EXERCISE DETAILS.
Find every line of the listing below where "сельских" appears, and copy it.

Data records
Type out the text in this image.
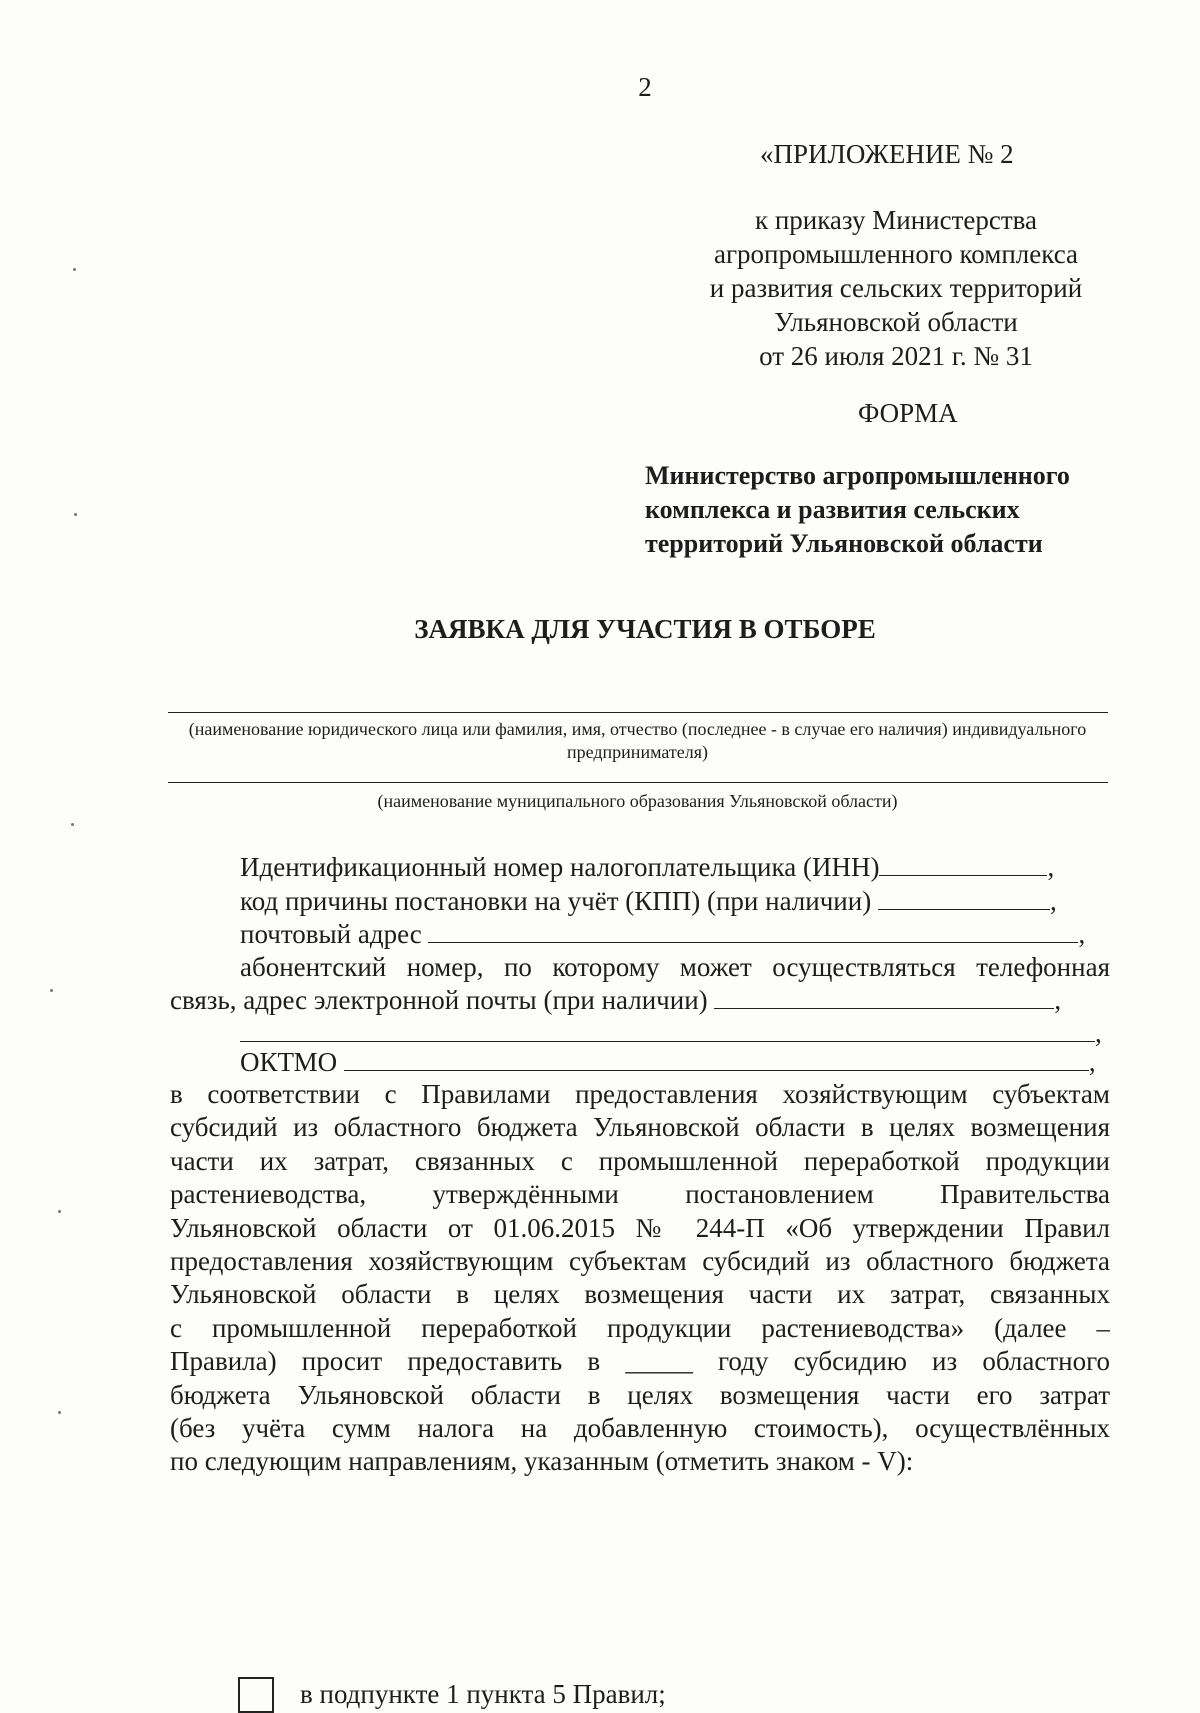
2
«ПРИЛОЖЕНИЕ № 2
к приказу Министерства
агропромышленного комплекса
и развития сельских территорий
Ульяновской области
от 26 июля 2021 г. № 31
ФОРМА
Министерство агропромышленного
комплекса и развития сельских
территорий Ульяновской области
ЗАЯВКА ДЛЯ УЧАСТИЯ В ОТБОРЕ
(наименование юридического лица или фамилия, имя, отчество (последнее - в случае его наличия) индивидуального предпринимателя)
(наименование муниципального образования Ульяновской области)
Идентификационный номер налогоплательщика (ИНН)	,
код причины постановки на учёт (КПП) (при наличии)	,
почтовый адрес	,
абонентский номер, по которому может осуществляться телефонная
связь, адрес электронной почты (при наличии)	,
,
ОКТМО	,
в соответствии с Правилами предоставления хозяйствующим субъектам
субсидий из областного бюджета Ульяновской области в целях возмещения
части их затрат, связанных с промышленной переработкой продукции
растениеводства, утверждёнными постановлением Правительства
Ульяновской области от 01.06.2015 № 244-П «Об утверждении Правил
предоставления хозяйствующим субъектам субсидий из областного бюджета
Ульяновской области в целях возмещения части их затрат, связанных
с промышленной переработкой продукции растениеводства» (далее –
Правила) просит предоставить в _____ году субсидию из областного
бюджета Ульяновской области в целях возмещения части его затрат
(без учёта сумм налога на добавленную стоимость), осуществлённых
по следующим направлениям, указанным (отметить знаком - V):
в подпункте 1 пункта 5 Правил;
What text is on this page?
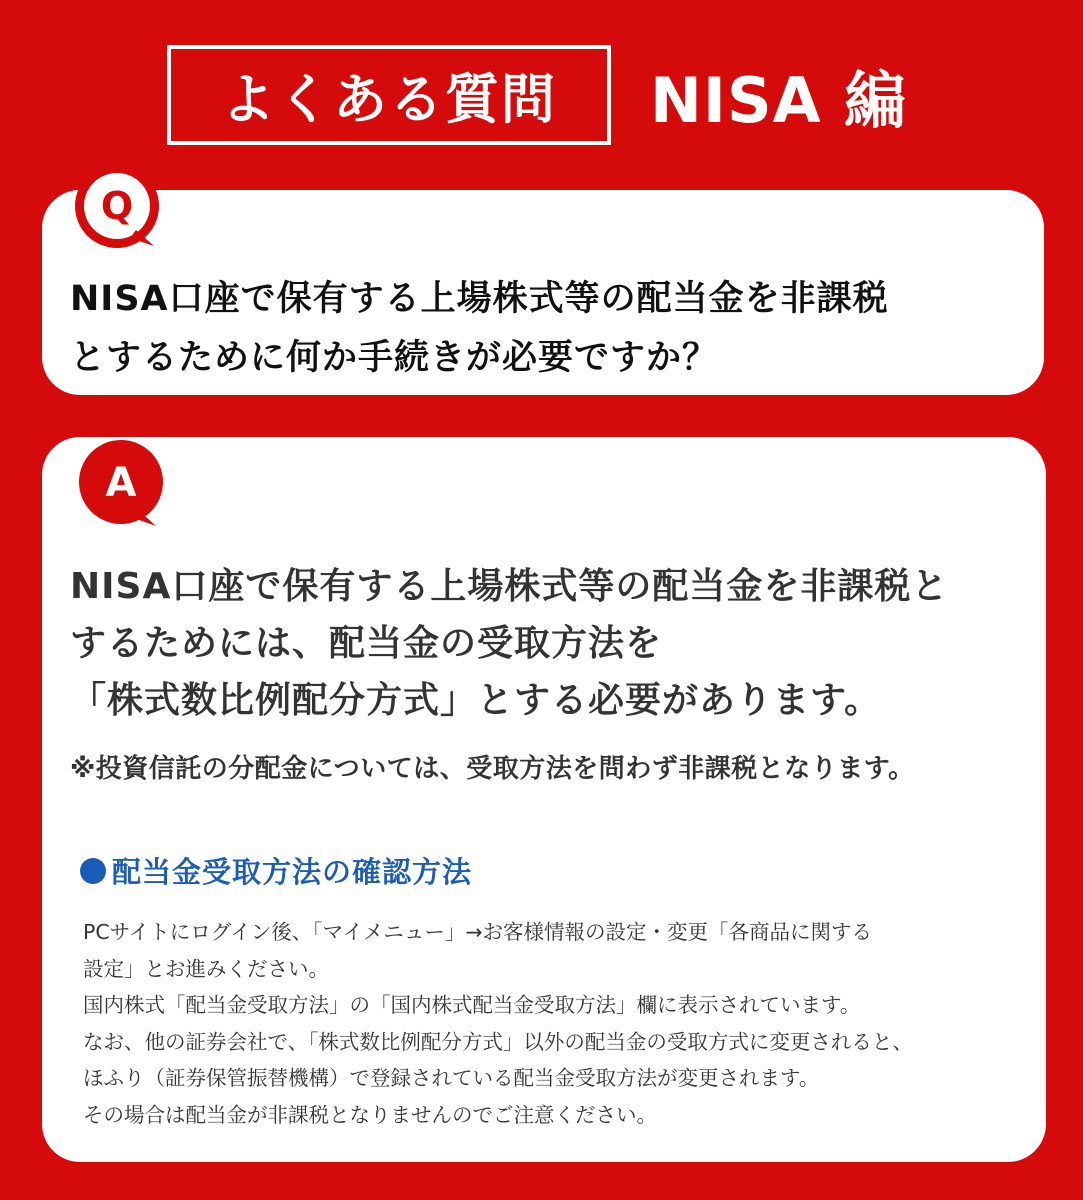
よくある質問 NISA 編
Q
NISA口座で保有する上場株式等の配当金を非課税
とするために何か手続きが必要ですか？
A
NISA口座で保有する上場株式等の配当金を非課税と
するためには、配当金の受取方法を
「株式数比例配分方式」とする必要があります。
※投資信託の分配金については、受取方法を問わず非課税となります。
配当金受取方法の確認方法
PCサイトにログイン後、「マイメニュー」→お客様情報の設定・変更「各商品に関する
設定」とお進みください。
国内株式「配当金受取方法」の「国内株式配当金受取方法」欄に表示されています。
なお、他の証券会社で、「株式数比例配分方式」以外の配当金の受取方式に変更されると、
ほふり（証券保管振替機構）で登録されている配当金受取方法が変更されます。
その場合は配当金が非課税となりませんのでご注意ください。
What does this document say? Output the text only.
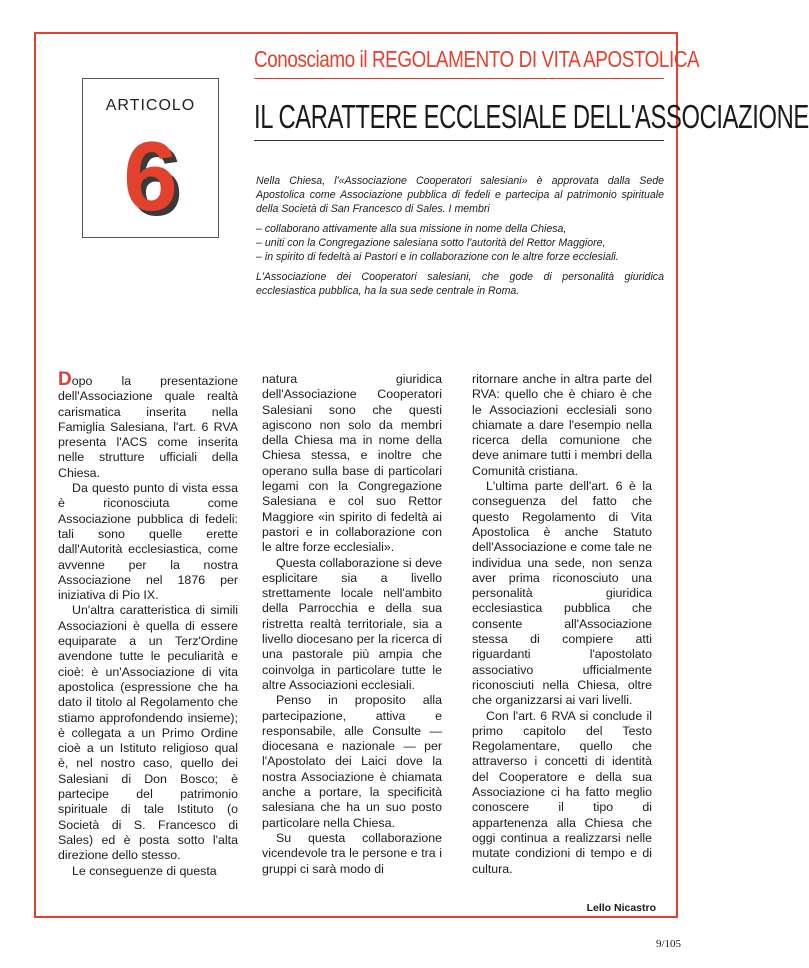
Conosciamo il REGOLAMENTO DI VITA APOSTOLICA
ARTICOLO
6
IL CARATTERE ECCLESIALE DELL'ASSOCIAZIONE

Nella Chiesa, l'«Associazione Cooperatori salesiani» è approvata dalla Sede Apostolica come Associazione pubblica di fedeli e partecipa al patrimonio spirituale della Società di San Francesco di Sales. I membri

– collaborano attivamente alla sua missione in nome della Chiesa,
– uniti con la Congregazione salesiana sotto l'autorità del Rettor Maggiore,
– in spirito di fedeltà ai Pastori e in collaborazione con le altre forze ecclesiali.

L'Associazione dei Cooperatori salesiani, che gode di personalità giuridica ecclesiastica pubblica, ha la sua sede centrale in Roma.

Dopo la presentazione dell'Associazione quale realtà carismatica inserita nella Famiglia Salesiana, l'art. 6 RVA presenta l'ACS come inserita nelle strutture ufficiali della Chiesa.

Da questo punto di vista essa è riconosciuta come Associazione pubblica di fedeli: tali sono quelle erette dall'Autorità ecclesiastica, come avvenne per la nostra Associazione nel 1876 per iniziativa di Pio IX.

Un'altra caratteristica di simili Associazioni è quella di essere equiparate a un Terz'Ordine avendone tutte le peculiarità e cioè: è un'Associazione di vita apostolica (espressione che ha dato il titolo al Regolamento che stiamo approfondendo insieme); è collegata a un Primo Ordine cioè a un Istituto religioso qual è, nel nostro caso, quello dei Salesiani di Don Bosco; è partecipe del patrimonio spirituale di tale Istituto (o Società di S. Francesco di Sales) ed è posta sotto l'alta direzione dello stesso.

Le conseguenze di questa

natura giuridica dell'Associazione Cooperatori Salesiani sono che questi agiscono non solo da membri della Chiesa ma in nome della Chiesa stessa, e inoltre che operano sulla base di particolari legami con la Congregazione Salesiana e col suo Rettor Maggiore «in spirito di fedeltà ai pastori e in collaborazione con le altre forze ecclesiali».

Questa collaborazione si deve esplicitare sia a livello strettamente locale nell'ambito della Parrocchia e della sua ristretta realtà territoriale, sia a livello diocesano per la ricerca di una pastorale più ampia che coinvolga in particolare tutte le altre Associazioni ecclesiali.

Penso in proposito alla partecipazione, attiva e responsabile, alle Consulte — diocesana e nazionale — per l'Apostolato dei Laici dove la nostra Associazione è chiamata anche a portare, la specificità salesiana che ha un suo posto particolare nella Chiesa.

Su questa collaborazione vicendevole tra le persone e tra i gruppi ci sarà modo di

ritornare anche in altra parte del RVA: quello che è chiaro è che le Associazioni ecclesiali sono chiamate a dare l'esempio nella ricerca della comunione che deve animare tutti i membri della Comunità cristiana.

L'ultima parte dell'art. 6 è la conseguenza del fatto che questo Regolamento di Vita Apostolica è anche Statuto dell'Associazione e come tale ne individua una sede, non senza aver prima riconosciuto una personalità giuridica ecclesiastica pubblica che consente all'Associazione stessa di compiere atti riguardanti l'apostolato associativo ufficialmente riconosciuti nella Chiesa, oltre che organizzarsi ai vari livelli.

Con l'art. 6 RVA si conclude il primo capitolo del Testo Regolamentare, quello che attraverso i concetti di identità del Cooperatore e della sua Associazione ci ha fatto meglio conoscere il tipo di appartenenza alla Chiesa che oggi continua a realizzarsi nelle mutate condizioni di tempo e di cultura.

Lello Nicastro
9/105
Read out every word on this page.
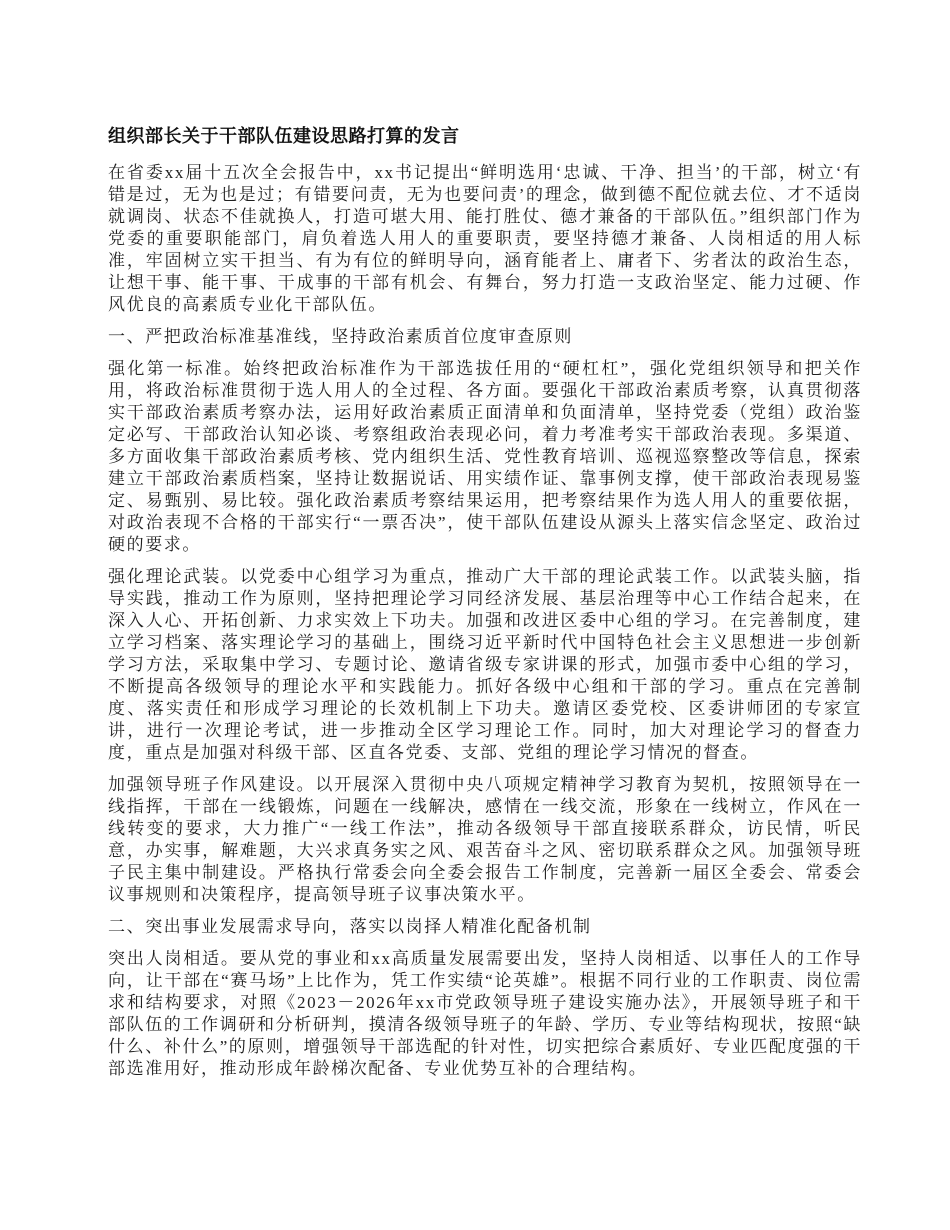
组织部长关于干部队伍建设思路打算的发言

在省委xx届十五次全会报告中，xx书记提出“鲜明选用‘忠诚、干净、担当’的干部，树立‘有错是过，无为也是过；有错要问责，无为也要问责’的理念，做到德不配位就去位、才不适岗就调岗、状态不佳就换人，打造可堪大用、能打胜仗、德才兼备的干部队伍。”组织部门作为党委的重要职能部门，肩负着选人用人的重要职责，要坚持德才兼备、人岗相适的用人标准，牢固树立实干担当、有为有位的鲜明导向，涵育能者上、庸者下、劣者汰的政治生态，让想干事、能干事、干成事的干部有机会、有舞台，努力打造一支政治坚定、能力过硬、作风优良的高素质专业化干部队伍。

一、严把政治标准基准线，坚持政治素质首位度审查原则

强化第一标准。始终把政治标准作为干部选拔任用的“硬杠杠”，强化党组织领导和把关作用，将政治标准贯彻于选人用人的全过程、各方面。要强化干部政治素质考察，认真贯彻落实干部政治素质考察办法，运用好政治素质正面清单和负面清单，坚持党委（党组）政治鉴定必写、干部政治认知必谈、考察组政治表现必问，着力考准考实干部政治表现。多渠道、多方面收集干部政治素质考核、党内组织生活、党性教育培训、巡视巡察整改等信息，探索建立干部政治素质档案，坚持让数据说话、用实绩作证、靠事例支撑，使干部政治表现易鉴定、易甄别、易比较。强化政治素质考察结果运用，把考察结果作为选人用人的重要依据，对政治表现不合格的干部实行“一票否决”，使干部队伍建设从源头上落实信念坚定、政治过硬的要求。

强化理论武装。以党委中心组学习为重点，推动广大干部的理论武装工作。以武装头脑，指导实践，推动工作为原则，坚持把理论学习同经济发展、基层治理等中心工作结合起来，在深入人心、开拓创新、力求实效上下功夫。加强和改进区委中心组的学习。在完善制度，建立学习档案、落实理论学习的基础上，围绕习近平新时代中国特色社会主义思想进一步创新学习方法，采取集中学习、专题讨论、邀请省级专家讲课的形式，加强市委中心组的学习，不断提高各级领导的理论水平和实践能力。抓好各级中心组和干部的学习。重点在完善制度、落实责任和形成学习理论的长效机制上下功夫。邀请区委党校、区委讲师团的专家宣讲，进行一次理论考试，进一步推动全区学习理论工作。同时，加大对理论学习的督查力度，重点是加强对科级干部、区直各党委、支部、党组的理论学习情况的督查。

加强领导班子作风建设。以开展深入贯彻中央八项规定精神学习教育为契机，按照领导在一线指挥，干部在一线锻炼，问题在一线解决，感情在一线交流，形象在一线树立，作风在一线转变的要求，大力推广“一线工作法”，推动各级领导干部直接联系群众，访民情，听民意，办实事，解难题，大兴求真务实之风、艰苦奋斗之风、密切联系群众之风。加强领导班子民主集中制建设。严格执行常委会向全委会报告工作制度，完善新一届区全委会、常委会议事规则和决策程序，提高领导班子议事决策水平。

二、突出事业发展需求导向，落实以岗择人精准化配备机制

突出人岗相适。要从党的事业和xx高质量发展需要出发，坚持人岗相适、以事任人的工作导向，让干部在“赛马场”上比作为，凭工作实绩“论英雄”。根据不同行业的工作职责、岗位需求和结构要求，对照《2023－2026年xx市党政领导班子建设实施办法》，开展领导班子和干部队伍的工作调研和分析研判，摸清各级领导班子的年龄、学历、专业等结构现状，按照“缺什么、补什么”的原则，增强领导干部选配的针对性，切实把综合素质好、专业匹配度强的干部选准用好，推动形成年龄梯次配备、专业优势互补的合理结构。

OUTPUT OF THE TASK.
и развития сельских территорий
комплекса и развития сельских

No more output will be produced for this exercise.